Figure data in JSON:

☆ ☆ ☆ ☆ ☆ ☆ ☆

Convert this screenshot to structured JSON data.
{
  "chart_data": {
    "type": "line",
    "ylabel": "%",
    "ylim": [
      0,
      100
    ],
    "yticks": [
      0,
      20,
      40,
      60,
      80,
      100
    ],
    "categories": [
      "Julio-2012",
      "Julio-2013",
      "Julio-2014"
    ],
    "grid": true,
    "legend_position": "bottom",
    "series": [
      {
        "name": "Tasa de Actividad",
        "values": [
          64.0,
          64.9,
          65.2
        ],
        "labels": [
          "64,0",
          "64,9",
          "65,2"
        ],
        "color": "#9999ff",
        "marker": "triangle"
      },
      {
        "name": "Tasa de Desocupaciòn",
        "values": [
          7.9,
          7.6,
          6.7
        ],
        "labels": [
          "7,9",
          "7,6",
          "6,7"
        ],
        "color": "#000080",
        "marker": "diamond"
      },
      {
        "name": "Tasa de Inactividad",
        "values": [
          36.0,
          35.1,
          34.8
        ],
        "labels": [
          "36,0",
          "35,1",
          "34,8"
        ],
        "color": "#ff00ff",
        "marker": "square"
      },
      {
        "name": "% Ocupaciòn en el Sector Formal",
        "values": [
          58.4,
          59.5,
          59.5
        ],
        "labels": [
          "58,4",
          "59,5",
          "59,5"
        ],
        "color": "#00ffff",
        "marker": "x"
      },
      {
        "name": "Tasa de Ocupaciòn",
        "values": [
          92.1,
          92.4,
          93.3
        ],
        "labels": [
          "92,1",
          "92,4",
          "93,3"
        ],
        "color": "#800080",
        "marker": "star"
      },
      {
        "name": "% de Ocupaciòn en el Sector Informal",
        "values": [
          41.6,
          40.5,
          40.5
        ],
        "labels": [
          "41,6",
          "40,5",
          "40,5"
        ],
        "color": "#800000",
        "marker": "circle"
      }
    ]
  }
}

☆ ☆ ☆ ☆ ☆ ☆ ☆

WHAT IS NEEDED: Transcribe every entry exactly, omitting nothing.

THE SOLUTION:
Convert this screenshot to structured JSON data.
{
  "chart_data": {
    "type": "line",
    "ylabel": "%",
    "ylim": [
      0,
      100
    ],
    "yticks": [
      0,
      20,
      40,
      60,
      80,
      100
    ],
    "categories": [
      "Julio-2012",
      "Julio-2013",
      "Julio-2014"
    ],
    "grid": true,
    "legend_position": "bottom",
    "series": [
      {
        "name": "Tasa de Actividad",
        "values": [
          64.0,
          64.9,
          65.2
        ],
        "labels": [
          "64,0",
          "64,9",
          "65,2"
        ],
        "color": "#9999ff",
        "marker": "triangle"
      },
      {
        "name": "Tasa de Desocupaciòn",
        "values": [
          7.9,
          7.6,
          6.7
        ],
        "labels": [
          "7,9",
          "7,6",
          "6,7"
        ],
        "color": "#000080",
        "marker": "diamond"
      },
      {
        "name": "Tasa de Inactividad",
        "values": [
          36.0,
          35.1,
          34.8
        ],
        "labels": [
          "36,0",
          "35,1",
          "34,8"
        ],
        "color": "#ff00ff",
        "marker": "square"
      },
      {
        "name": "% Ocupaciòn en el Sector Formal",
        "values": [
          58.4,
          59.5,
          59.5
        ],
        "labels": [
          "58,4",
          "59,5",
          "59,5"
        ],
        "color": "#00ffff",
        "marker": "x"
      },
      {
        "name": "Tasa de Ocupaciòn",
        "values": [
          92.1,
          92.4,
          93.3
        ],
        "labels": [
          "92,1",
          "92,4",
          "93,3"
        ],
        "color": "#800080",
        "marker": "star"
      },
      {
        "name": "% de Ocupaciòn en el Sector Informal",
        "values": [
          41.6,
          40.5,
          40.5
        ],
        "labels": [
          "41,6",
          "40,5",
          "40,5"
        ],
        "color": "#800000",
        "marker": "circle"
      }
    ]
  }
}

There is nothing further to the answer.